Task to carry out => Everything in the data should be repeated exactly, save for the images.

(Records from a collection of figures)
**********
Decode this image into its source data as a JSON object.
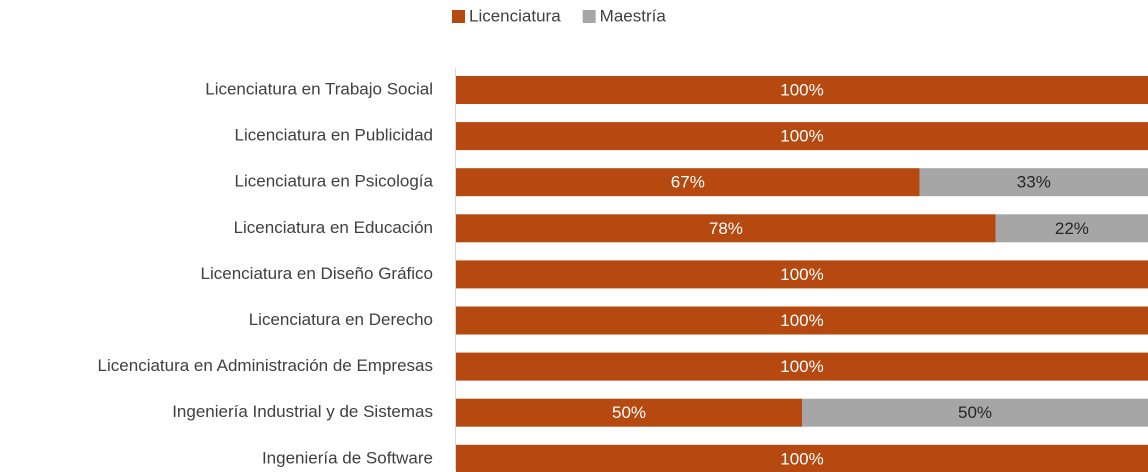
{
  "chart_data": {
    "type": "stacked_bar",
    "orientation": "horizontal",
    "categories": [
      "Licenciatura en Trabajo Social",
      "Licenciatura en Publicidad",
      "Licenciatura en Psicología",
      "Licenciatura en Educación",
      "Licenciatura en Diseño Gráfico",
      "Licenciatura en Derecho",
      "Licenciatura en Administración de Empresas",
      "Ingeniería Industrial y de Sistemas",
      "Ingeniería de Software"
    ],
    "series": [
      {
        "name": "Licenciatura",
        "color": "#b5490f",
        "values": [
          100,
          100,
          67,
          78,
          100,
          100,
          100,
          50,
          100
        ],
        "value_labels": [
          "100%",
          "100%",
          "67%",
          "78%",
          "100%",
          "100%",
          "100%",
          "50%",
          "100%"
        ]
      },
      {
        "name": "Maestría",
        "color": "#a6a6a6",
        "values": [
          0,
          0,
          33,
          22,
          0,
          0,
          0,
          50,
          0
        ],
        "value_labels": [
          null,
          null,
          "33%",
          "22%",
          null,
          null,
          null,
          "50%",
          null
        ]
      }
    ],
    "xlim": [
      0,
      100
    ],
    "legend": "top"
  }
}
**********
Full answer =>
Decode this image into its source data as a JSON object.
{
  "chart_data": {
    "type": "stacked_bar",
    "orientation": "horizontal",
    "categories": [
      "Licenciatura en Trabajo Social",
      "Licenciatura en Publicidad",
      "Licenciatura en Psicología",
      "Licenciatura en Educación",
      "Licenciatura en Diseño Gráfico",
      "Licenciatura en Derecho",
      "Licenciatura en Administración de Empresas",
      "Ingeniería Industrial y de Sistemas",
      "Ingeniería de Software"
    ],
    "series": [
      {
        "name": "Licenciatura",
        "color": "#b5490f",
        "values": [
          100,
          100,
          67,
          78,
          100,
          100,
          100,
          50,
          100
        ],
        "value_labels": [
          "100%",
          "100%",
          "67%",
          "78%",
          "100%",
          "100%",
          "100%",
          "50%",
          "100%"
        ]
      },
      {
        "name": "Maestría",
        "color": "#a6a6a6",
        "values": [
          0,
          0,
          33,
          22,
          0,
          0,
          0,
          50,
          0
        ],
        "value_labels": [
          null,
          null,
          "33%",
          "22%",
          null,
          null,
          null,
          "50%",
          null
        ]
      }
    ],
    "xlim": [
      0,
      100
    ],
    "legend": "top"
  }
}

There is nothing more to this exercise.